• [SUPPLIED DATA]

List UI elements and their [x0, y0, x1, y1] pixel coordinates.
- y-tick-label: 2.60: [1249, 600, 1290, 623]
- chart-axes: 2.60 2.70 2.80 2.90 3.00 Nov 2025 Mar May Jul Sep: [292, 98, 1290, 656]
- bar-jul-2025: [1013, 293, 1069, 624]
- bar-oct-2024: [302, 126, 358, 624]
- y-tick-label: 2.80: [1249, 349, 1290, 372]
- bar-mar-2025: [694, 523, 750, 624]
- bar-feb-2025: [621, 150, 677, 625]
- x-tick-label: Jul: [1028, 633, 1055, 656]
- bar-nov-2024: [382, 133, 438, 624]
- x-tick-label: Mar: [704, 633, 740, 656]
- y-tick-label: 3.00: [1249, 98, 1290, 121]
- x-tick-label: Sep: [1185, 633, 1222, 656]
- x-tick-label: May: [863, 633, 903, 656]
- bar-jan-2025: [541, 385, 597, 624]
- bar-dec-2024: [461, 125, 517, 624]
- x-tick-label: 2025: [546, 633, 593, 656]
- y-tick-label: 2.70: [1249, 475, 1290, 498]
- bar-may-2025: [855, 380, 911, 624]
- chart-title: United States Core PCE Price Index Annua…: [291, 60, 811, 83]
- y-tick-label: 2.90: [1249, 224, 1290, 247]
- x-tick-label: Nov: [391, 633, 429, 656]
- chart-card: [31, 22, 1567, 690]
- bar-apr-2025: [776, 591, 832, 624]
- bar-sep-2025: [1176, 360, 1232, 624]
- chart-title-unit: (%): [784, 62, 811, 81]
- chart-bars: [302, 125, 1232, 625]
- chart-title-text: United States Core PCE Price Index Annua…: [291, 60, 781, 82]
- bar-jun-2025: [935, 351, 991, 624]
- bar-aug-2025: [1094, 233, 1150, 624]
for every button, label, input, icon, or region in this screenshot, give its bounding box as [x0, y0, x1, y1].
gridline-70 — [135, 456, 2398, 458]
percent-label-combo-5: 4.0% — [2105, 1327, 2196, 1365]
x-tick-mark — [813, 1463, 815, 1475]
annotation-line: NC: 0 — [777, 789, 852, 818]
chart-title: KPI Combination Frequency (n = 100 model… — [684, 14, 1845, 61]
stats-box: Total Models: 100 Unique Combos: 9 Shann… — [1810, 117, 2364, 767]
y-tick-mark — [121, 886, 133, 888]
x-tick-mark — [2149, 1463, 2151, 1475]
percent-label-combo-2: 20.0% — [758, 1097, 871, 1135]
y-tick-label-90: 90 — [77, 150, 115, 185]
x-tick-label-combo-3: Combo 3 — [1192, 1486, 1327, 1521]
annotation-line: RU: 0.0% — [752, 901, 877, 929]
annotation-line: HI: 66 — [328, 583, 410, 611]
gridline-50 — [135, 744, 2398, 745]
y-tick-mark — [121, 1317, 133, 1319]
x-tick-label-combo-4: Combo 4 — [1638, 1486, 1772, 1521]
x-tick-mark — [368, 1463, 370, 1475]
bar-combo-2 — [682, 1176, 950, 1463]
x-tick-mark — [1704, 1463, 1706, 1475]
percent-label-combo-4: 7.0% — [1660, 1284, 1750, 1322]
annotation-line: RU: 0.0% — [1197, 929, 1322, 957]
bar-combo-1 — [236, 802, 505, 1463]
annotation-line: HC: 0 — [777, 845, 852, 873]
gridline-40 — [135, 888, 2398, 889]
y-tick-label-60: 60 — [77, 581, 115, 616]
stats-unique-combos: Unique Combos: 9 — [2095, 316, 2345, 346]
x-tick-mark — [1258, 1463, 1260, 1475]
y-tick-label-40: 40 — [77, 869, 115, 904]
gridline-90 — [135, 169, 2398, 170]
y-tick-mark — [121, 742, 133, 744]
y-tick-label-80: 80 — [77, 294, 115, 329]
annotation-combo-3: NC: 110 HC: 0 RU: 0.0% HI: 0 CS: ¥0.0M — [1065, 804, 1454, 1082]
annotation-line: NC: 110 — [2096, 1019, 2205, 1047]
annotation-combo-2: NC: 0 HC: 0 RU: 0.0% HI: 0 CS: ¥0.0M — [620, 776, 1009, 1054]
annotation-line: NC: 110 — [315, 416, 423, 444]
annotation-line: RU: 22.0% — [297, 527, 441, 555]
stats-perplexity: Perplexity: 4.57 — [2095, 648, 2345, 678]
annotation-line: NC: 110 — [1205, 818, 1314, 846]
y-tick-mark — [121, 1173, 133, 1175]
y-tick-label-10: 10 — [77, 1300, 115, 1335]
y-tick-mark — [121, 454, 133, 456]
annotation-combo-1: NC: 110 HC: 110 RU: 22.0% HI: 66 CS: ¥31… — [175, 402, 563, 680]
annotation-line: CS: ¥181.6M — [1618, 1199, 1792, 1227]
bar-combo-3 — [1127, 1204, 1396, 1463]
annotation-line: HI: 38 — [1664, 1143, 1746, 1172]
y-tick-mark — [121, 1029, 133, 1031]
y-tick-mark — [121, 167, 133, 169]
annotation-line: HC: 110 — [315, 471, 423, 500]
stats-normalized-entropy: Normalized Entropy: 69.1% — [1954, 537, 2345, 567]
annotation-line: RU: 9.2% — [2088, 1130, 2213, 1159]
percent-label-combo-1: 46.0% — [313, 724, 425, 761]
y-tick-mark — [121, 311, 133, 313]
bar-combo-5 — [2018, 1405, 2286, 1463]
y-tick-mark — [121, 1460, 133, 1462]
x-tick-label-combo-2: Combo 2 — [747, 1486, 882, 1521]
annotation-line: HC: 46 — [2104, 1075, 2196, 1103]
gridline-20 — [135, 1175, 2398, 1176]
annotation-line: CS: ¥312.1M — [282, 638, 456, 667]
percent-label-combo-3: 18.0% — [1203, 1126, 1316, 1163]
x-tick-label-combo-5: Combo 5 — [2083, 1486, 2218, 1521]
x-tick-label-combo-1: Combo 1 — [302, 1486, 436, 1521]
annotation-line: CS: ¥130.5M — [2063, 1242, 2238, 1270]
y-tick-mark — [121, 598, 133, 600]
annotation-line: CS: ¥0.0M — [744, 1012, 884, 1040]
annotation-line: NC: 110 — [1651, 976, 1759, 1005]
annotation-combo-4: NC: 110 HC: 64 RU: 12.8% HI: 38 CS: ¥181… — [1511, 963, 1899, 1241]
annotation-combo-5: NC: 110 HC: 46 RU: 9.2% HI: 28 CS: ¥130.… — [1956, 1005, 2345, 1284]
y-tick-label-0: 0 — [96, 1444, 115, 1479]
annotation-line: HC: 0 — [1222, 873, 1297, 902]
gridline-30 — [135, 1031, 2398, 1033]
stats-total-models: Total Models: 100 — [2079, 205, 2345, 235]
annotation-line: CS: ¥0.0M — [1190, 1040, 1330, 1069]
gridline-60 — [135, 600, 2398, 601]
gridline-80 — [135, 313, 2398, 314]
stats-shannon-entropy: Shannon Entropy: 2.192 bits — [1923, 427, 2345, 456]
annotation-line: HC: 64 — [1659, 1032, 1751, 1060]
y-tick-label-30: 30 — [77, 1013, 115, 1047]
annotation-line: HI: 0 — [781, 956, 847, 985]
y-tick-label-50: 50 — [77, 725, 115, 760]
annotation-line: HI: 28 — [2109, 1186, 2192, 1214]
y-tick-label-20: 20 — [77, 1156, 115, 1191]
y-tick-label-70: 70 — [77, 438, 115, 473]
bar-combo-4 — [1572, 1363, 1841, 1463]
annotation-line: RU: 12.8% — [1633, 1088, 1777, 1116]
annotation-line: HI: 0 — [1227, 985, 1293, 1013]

• [EXERCISE] Put every line of the items above into a Markdown table with the columns Row and Item line, numbering each row and leaving out blank lines.

• [RESULT OF THE TASK]
| Row | Item line |
|---|---|
| 1 | List UI elements and their [x0, y0, x1, y1] pixel coordinates. |
| 2 | - y-tick-label: 2.60: [1249, 600, 1290, 623] |
| 3 | - chart-axes: 2.60 2.70 2.80 2.90 3.00 Nov 2025 Mar May Jul Sep: [292, 98, 1290, 656] |
| 4 | - bar-jul-2025: [1013, 293, 1069, 624] |
| 5 | - bar-oct-2024: [302, 126, 358, 624] |
| 6 | - y-tick-label: 2.80: [1249, 349, 1290, 372] |
| 7 | - bar-mar-2025: [694, 523, 750, 624] |
| 8 | - bar-feb-2025: [621, 150, 677, 625] |
| 9 | - x-tick-label: Jul: [1028, 633, 1055, 656] |
| 10 | - bar-nov-2024: [382, 133, 438, 624] |
| 11 | - x-tick-label: Mar: [704, 633, 740, 656] |
| 12 | - y-tick-label: 3.00: [1249, 98, 1290, 121] |
| 13 | - x-tick-label: Sep: [1185, 633, 1222, 656] |
| 14 | - x-tick-label: May: [863, 633, 903, 656] |
| 15 | - bar-jan-2025: [541, 385, 597, 624] |
| 16 | - bar-dec-2024: [461, 125, 517, 624] |
| 17 | - x-tick-label: 2025: [546, 633, 593, 656] |
| 18 | - y-tick-label: 2.70: [1249, 475, 1290, 498] |
| 19 | - bar-may-2025: [855, 380, 911, 624] |
| 20 | - chart-title: United States Core PCE Price Index Annua…: [291, 60, 811, 83] |
| 21 | - y-tick-label: 2.90: [1249, 224, 1290, 247] |
| 22 | - x-tick-label: Nov: [391, 633, 429, 656] |
| 23 | - chart-card: [31, 22, 1567, 690] |
| 24 | - bar-apr-2025: [776, 591, 832, 624] |
| 25 | - bar-sep-2025: [1176, 360, 1232, 624] |
| 26 | - chart-title-unit: (%): [784, 62, 811, 81] |
| 27 | - chart-bars: [302, 125, 1232, 625] |
| 28 | - chart-title-text: United States Core PCE Price Index Annua…: [291, 60, 781, 82] |
| 29 | - bar-jun-2025: [935, 351, 991, 624] |
| 30 | - bar-aug-2025: [1094, 233, 1150, 624] |
| 31 | for every button, label, input, icon, or region in this screenshot, give its bounding box as [x0, y0, x1, y1]. |
| 32 | gridline-70 — [135, 456, 2398, 458] |
| 33 | percent-label-combo-5: 4.0% — [2105, 1327, 2196, 1365] |
| 34 | x-tick-mark — [813, 1463, 815, 1475] |
| 35 | annotation-line: NC: 0 — [777, 789, 852, 818] |
| 36 | chart-title: KPI Combination Frequency (n = 100 model… — [684, 14, 1845, 61] |
| 37 | stats-box: Total Models: 100 Unique Combos: 9 Shann… — [1810, 117, 2364, 767] |
| 38 | y-tick-mark — [121, 886, 133, 888] |
| 39 | x-tick-mark — [2149, 1463, 2151, 1475] |
| 40 | percent-label-combo-2: 20.0% — [758, 1097, 871, 1135] |
| 41 | y-tick-label-90: 90 — [77, 150, 115, 185] |
| 42 | x-tick-label-combo-3: Combo 3 — [1192, 1486, 1327, 1521] |
| 43 | annotation-line: RU: 0.0% — [752, 901, 877, 929] |
| 44 | annotation-line: HI: 66 — [328, 583, 410, 611] |
| 45 | gridline-50 — [135, 744, 2398, 745] |
| 46 | y-tick-mark — [121, 1317, 133, 1319] |
| 47 | x-tick-label-combo-4: Combo 4 — [1638, 1486, 1772, 1521] |
| 48 | x-tick-mark — [368, 1463, 370, 1475] |
| 49 | bar-combo-2 — [682, 1176, 950, 1463] |
| 50 | x-tick-mark — [1704, 1463, 1706, 1475] |
| 51 | percent-label-combo-4: 7.0% — [1660, 1284, 1750, 1322] |
| 52 | annotation-line: RU: 0.0% — [1197, 929, 1322, 957] |
| 53 | bar-combo-1 — [236, 802, 505, 1463] |
| 54 | annotation-line: HC: 0 — [777, 845, 852, 873] |
| 55 | gridline-40 — [135, 888, 2398, 889] |
| 56 | y-tick-label-60: 60 — [77, 581, 115, 616] |
| 57 | stats-unique-combos: Unique Combos: 9 — [2095, 316, 2345, 346] |
| 58 | x-tick-mark — [1258, 1463, 1260, 1475] |
| 59 | y-tick-label-40: 40 — [77, 869, 115, 904] |
| 60 | gridline-90 — [135, 169, 2398, 170] |
| 61 | y-tick-mark — [121, 742, 133, 744] |
| 62 | y-tick-label-80: 80 — [77, 294, 115, 329] |
| 63 | annotation-combo-3: NC: 110 HC: 0 RU: 0.0% HI: 0 CS: ¥0.0M — [1065, 804, 1454, 1082] |
| 64 | annotation-line: NC: 110 — [2096, 1019, 2205, 1047] |
| 65 | annotation-combo-2: NC: 0 HC: 0 RU: 0.0% HI: 0 CS: ¥0.0M — [620, 776, 1009, 1054] |
| 66 | annotation-line: NC: 110 — [315, 416, 423, 444] |
| 67 | annotation-line: RU: 22.0% — [297, 527, 441, 555] |
| 68 | stats-perplexity: Perplexity: 4.57 — [2095, 648, 2345, 678] |
| 69 | annotation-line: NC: 110 — [1205, 818, 1314, 846] |
| 70 | y-tick-mark — [121, 1173, 133, 1175] |
| 71 | y-tick-label-10: 10 — [77, 1300, 115, 1335] |
| 72 | y-tick-mark — [121, 454, 133, 456] |
| 73 | annotation-combo-1: NC: 110 HC: 110 RU: 22.0% HI: 66 CS: ¥31… — [175, 402, 563, 680] |
| 74 | annotation-line: CS: ¥181.6M — [1618, 1199, 1792, 1227] |
| 75 | bar-combo-3 — [1127, 1204, 1396, 1463] |
| 76 | annotation-line: HI: 38 — [1664, 1143, 1746, 1172] |
| 77 | y-tick-mark — [121, 1029, 133, 1031] |
| 78 | y-tick-mark — [121, 167, 133, 169] |
| 79 | annotation-line: HC: 110 — [315, 471, 423, 500] |
| 80 | stats-normalized-entropy: Normalized Entropy: 69.1% — [1954, 537, 2345, 567] |
| 81 | annotation-line: RU: 9.2% — [2088, 1130, 2213, 1159] |
| 82 | percent-label-combo-1: 46.0% — [313, 724, 425, 761] |
| 83 | y-tick-mark — [121, 311, 133, 313] |
| 84 | bar-combo-5 — [2018, 1405, 2286, 1463] |
| 85 | y-tick-mark — [121, 1460, 133, 1462] |
| 86 | x-tick-label-combo-2: Combo 2 — [747, 1486, 882, 1521] |
| 87 | annotation-line: HC: 46 — [2104, 1075, 2196, 1103] |
| 88 | gridline-20 — [135, 1175, 2398, 1176] |
| 89 | annotation-line: CS: ¥312.1M — [282, 638, 456, 667] |
| 90 | percent-label-combo-3: 18.0% — [1203, 1126, 1316, 1163] |
| 91 | x-tick-label-combo-5: Combo 5 — [2083, 1486, 2218, 1521] |
| 92 | x-tick-label-combo-1: Combo 1 — [302, 1486, 436, 1521] |
| 93 | annotation-line: CS: ¥130.5M — [2063, 1242, 2238, 1270] |
| 94 | y-tick-mark — [121, 598, 133, 600] |
| 95 | annotation-line: CS: ¥0.0M — [744, 1012, 884, 1040] |
| 96 | annotation-line: NC: 110 — [1651, 976, 1759, 1005] |
| 97 | annotation-combo-4: NC: 110 HC: 64 RU: 12.8% HI: 38 CS: ¥181… — [1511, 963, 1899, 1241] |
| 98 | annotation-combo-5: NC: 110 HC: 46 RU: 9.2% HI: 28 CS: ¥130.… — [1956, 1005, 2345, 1284] |
| 99 | y-tick-label-0: 0 — [96, 1444, 115, 1479] |
| 100 | annotation-line: HC: 0 — [1222, 873, 1297, 902] |
| 101 | gridline-30 — [135, 1031, 2398, 1033] |
| 102 | stats-total-models: Total Models: 100 — [2079, 205, 2345, 235] |
| 103 | annotation-line: CS: ¥0.0M — [1190, 1040, 1330, 1069] |
| 104 | gridline-60 — [135, 600, 2398, 601] |
| 105 | gridline-80 — [135, 313, 2398, 314] |
| 106 | stats-shannon-entropy: Shannon Entropy: 2.192 bits — [1923, 427, 2345, 456] |
| 107 | annotation-line: HC: 64 — [1659, 1032, 1751, 1060] |
| 108 | y-tick-label-30: 30 — [77, 1013, 115, 1047] |
| 109 | annotation-line: HI: 0 — [781, 956, 847, 985] |
| 110 | y-tick-label-50: 50 — [77, 725, 115, 760] |
| 111 | annotation-line: HI: 28 — [2109, 1186, 2192, 1214] |
| 112 | y-tick-label-20: 20 — [77, 1156, 115, 1191] |
| 113 | y-tick-label-70: 70 — [77, 438, 115, 473] |
| 114 | bar-combo-4 — [1572, 1363, 1841, 1463] |
| 115 | annotation-line: RU: 12.8% — [1633, 1088, 1777, 1116] |
| 116 | annotation-line: HI: 0 — [1227, 985, 1293, 1013] |